* _WHAT THE TASK ASKS_:
The entries below should be transcribed in their entirety, exactly as written.

* _DATASET ENTRIES_:

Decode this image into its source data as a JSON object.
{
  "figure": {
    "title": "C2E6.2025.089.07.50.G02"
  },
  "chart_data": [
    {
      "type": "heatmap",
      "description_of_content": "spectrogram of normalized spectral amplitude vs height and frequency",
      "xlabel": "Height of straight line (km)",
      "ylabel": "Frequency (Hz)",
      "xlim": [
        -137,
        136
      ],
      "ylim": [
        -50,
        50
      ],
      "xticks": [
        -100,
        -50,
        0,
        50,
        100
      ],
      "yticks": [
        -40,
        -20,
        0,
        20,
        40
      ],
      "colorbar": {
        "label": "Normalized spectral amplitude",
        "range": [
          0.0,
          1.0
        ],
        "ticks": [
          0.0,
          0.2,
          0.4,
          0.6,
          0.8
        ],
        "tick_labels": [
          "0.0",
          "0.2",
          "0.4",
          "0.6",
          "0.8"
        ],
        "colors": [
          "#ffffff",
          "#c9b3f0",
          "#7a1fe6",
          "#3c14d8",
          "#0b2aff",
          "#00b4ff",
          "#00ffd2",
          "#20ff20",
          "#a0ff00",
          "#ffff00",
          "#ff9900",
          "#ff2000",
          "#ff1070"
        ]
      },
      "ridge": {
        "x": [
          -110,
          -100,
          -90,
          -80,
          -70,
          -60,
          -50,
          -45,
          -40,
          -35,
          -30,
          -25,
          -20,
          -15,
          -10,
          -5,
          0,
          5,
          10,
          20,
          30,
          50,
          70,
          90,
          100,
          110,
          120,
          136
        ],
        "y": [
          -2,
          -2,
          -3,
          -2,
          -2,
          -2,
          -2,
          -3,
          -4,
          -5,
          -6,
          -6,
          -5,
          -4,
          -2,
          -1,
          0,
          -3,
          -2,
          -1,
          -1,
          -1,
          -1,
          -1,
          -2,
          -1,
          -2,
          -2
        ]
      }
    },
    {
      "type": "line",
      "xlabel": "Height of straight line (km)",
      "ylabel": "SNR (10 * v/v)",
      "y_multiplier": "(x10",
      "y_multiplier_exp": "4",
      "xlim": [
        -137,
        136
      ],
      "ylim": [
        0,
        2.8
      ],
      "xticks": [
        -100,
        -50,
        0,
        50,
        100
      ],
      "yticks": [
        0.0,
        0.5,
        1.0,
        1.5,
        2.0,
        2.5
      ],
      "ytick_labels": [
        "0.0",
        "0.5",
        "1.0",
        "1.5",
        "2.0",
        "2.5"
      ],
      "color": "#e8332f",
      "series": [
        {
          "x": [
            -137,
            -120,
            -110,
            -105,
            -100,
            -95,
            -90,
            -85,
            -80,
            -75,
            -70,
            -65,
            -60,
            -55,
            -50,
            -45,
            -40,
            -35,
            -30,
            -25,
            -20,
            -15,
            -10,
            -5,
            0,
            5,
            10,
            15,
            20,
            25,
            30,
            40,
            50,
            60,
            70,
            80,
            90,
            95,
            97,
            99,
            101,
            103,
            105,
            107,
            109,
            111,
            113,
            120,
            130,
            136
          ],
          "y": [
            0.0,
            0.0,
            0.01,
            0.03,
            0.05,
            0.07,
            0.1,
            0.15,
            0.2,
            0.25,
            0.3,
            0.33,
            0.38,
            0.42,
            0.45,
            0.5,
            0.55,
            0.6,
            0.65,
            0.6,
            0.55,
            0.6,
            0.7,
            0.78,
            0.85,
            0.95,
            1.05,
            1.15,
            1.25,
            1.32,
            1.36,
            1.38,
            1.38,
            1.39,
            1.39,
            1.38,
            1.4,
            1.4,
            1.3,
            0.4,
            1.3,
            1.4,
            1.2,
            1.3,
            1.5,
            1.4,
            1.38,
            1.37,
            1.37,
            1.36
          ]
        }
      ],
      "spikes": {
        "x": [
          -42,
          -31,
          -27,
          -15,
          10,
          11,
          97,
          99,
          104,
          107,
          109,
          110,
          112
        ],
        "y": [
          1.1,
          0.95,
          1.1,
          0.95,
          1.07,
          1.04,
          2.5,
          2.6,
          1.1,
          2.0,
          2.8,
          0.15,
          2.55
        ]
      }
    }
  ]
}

* _OUTPUT OF THE EXERCISE_:
Decode this image into its source data as a JSON object.
{
  "figure": {
    "title": "C2E6.2025.089.07.50.G02"
  },
  "chart_data": [
    {
      "type": "heatmap",
      "description_of_content": "spectrogram of normalized spectral amplitude vs height and frequency",
      "xlabel": "Height of straight line (km)",
      "ylabel": "Frequency (Hz)",
      "xlim": [
        -137,
        136
      ],
      "ylim": [
        -50,
        50
      ],
      "xticks": [
        -100,
        -50,
        0,
        50,
        100
      ],
      "yticks": [
        -40,
        -20,
        0,
        20,
        40
      ],
      "colorbar": {
        "label": "Normalized spectral amplitude",
        "range": [
          0.0,
          1.0
        ],
        "ticks": [
          0.0,
          0.2,
          0.4,
          0.6,
          0.8
        ],
        "tick_labels": [
          "0.0",
          "0.2",
          "0.4",
          "0.6",
          "0.8"
        ],
        "colors": [
          "#ffffff",
          "#c9b3f0",
          "#7a1fe6",
          "#3c14d8",
          "#0b2aff",
          "#00b4ff",
          "#00ffd2",
          "#20ff20",
          "#a0ff00",
          "#ffff00",
          "#ff9900",
          "#ff2000",
          "#ff1070"
        ]
      },
      "ridge": {
        "x": [
          -110,
          -100,
          -90,
          -80,
          -70,
          -60,
          -50,
          -45,
          -40,
          -35,
          -30,
          -25,
          -20,
          -15,
          -10,
          -5,
          0,
          5,
          10,
          20,
          30,
          50,
          70,
          90,
          100,
          110,
          120,
          136
        ],
        "y": [
          -2,
          -2,
          -3,
          -2,
          -2,
          -2,
          -2,
          -3,
          -4,
          -5,
          -6,
          -6,
          -5,
          -4,
          -2,
          -1,
          0,
          -3,
          -2,
          -1,
          -1,
          -1,
          -1,
          -1,
          -2,
          -1,
          -2,
          -2
        ]
      }
    },
    {
      "type": "line",
      "xlabel": "Height of straight line (km)",
      "ylabel": "SNR (10 * v/v)",
      "y_multiplier": "(x10",
      "y_multiplier_exp": "4",
      "xlim": [
        -137,
        136
      ],
      "ylim": [
        0,
        2.8
      ],
      "xticks": [
        -100,
        -50,
        0,
        50,
        100
      ],
      "yticks": [
        0.0,
        0.5,
        1.0,
        1.5,
        2.0,
        2.5
      ],
      "ytick_labels": [
        "0.0",
        "0.5",
        "1.0",
        "1.5",
        "2.0",
        "2.5"
      ],
      "color": "#e8332f",
      "series": [
        {
          "x": [
            -137,
            -120,
            -110,
            -105,
            -100,
            -95,
            -90,
            -85,
            -80,
            -75,
            -70,
            -65,
            -60,
            -55,
            -50,
            -45,
            -40,
            -35,
            -30,
            -25,
            -20,
            -15,
            -10,
            -5,
            0,
            5,
            10,
            15,
            20,
            25,
            30,
            40,
            50,
            60,
            70,
            80,
            90,
            95,
            97,
            99,
            101,
            103,
            105,
            107,
            109,
            111,
            113,
            120,
            130,
            136
          ],
          "y": [
            0.0,
            0.0,
            0.01,
            0.03,
            0.05,
            0.07,
            0.1,
            0.15,
            0.2,
            0.25,
            0.3,
            0.33,
            0.38,
            0.42,
            0.45,
            0.5,
            0.55,
            0.6,
            0.65,
            0.6,
            0.55,
            0.6,
            0.7,
            0.78,
            0.85,
            0.95,
            1.05,
            1.15,
            1.25,
            1.32,
            1.36,
            1.38,
            1.38,
            1.39,
            1.39,
            1.38,
            1.4,
            1.4,
            1.3,
            0.4,
            1.3,
            1.4,
            1.2,
            1.3,
            1.5,
            1.4,
            1.38,
            1.37,
            1.37,
            1.36
          ]
        }
      ],
      "spikes": {
        "x": [
          -42,
          -31,
          -27,
          -15,
          10,
          11,
          97,
          99,
          104,
          107,
          109,
          110,
          112
        ],
        "y": [
          1.1,
          0.95,
          1.1,
          0.95,
          1.07,
          1.04,
          2.5,
          2.6,
          1.1,
          2.0,
          2.8,
          0.15,
          2.55
        ]
      }
    }
  ]
}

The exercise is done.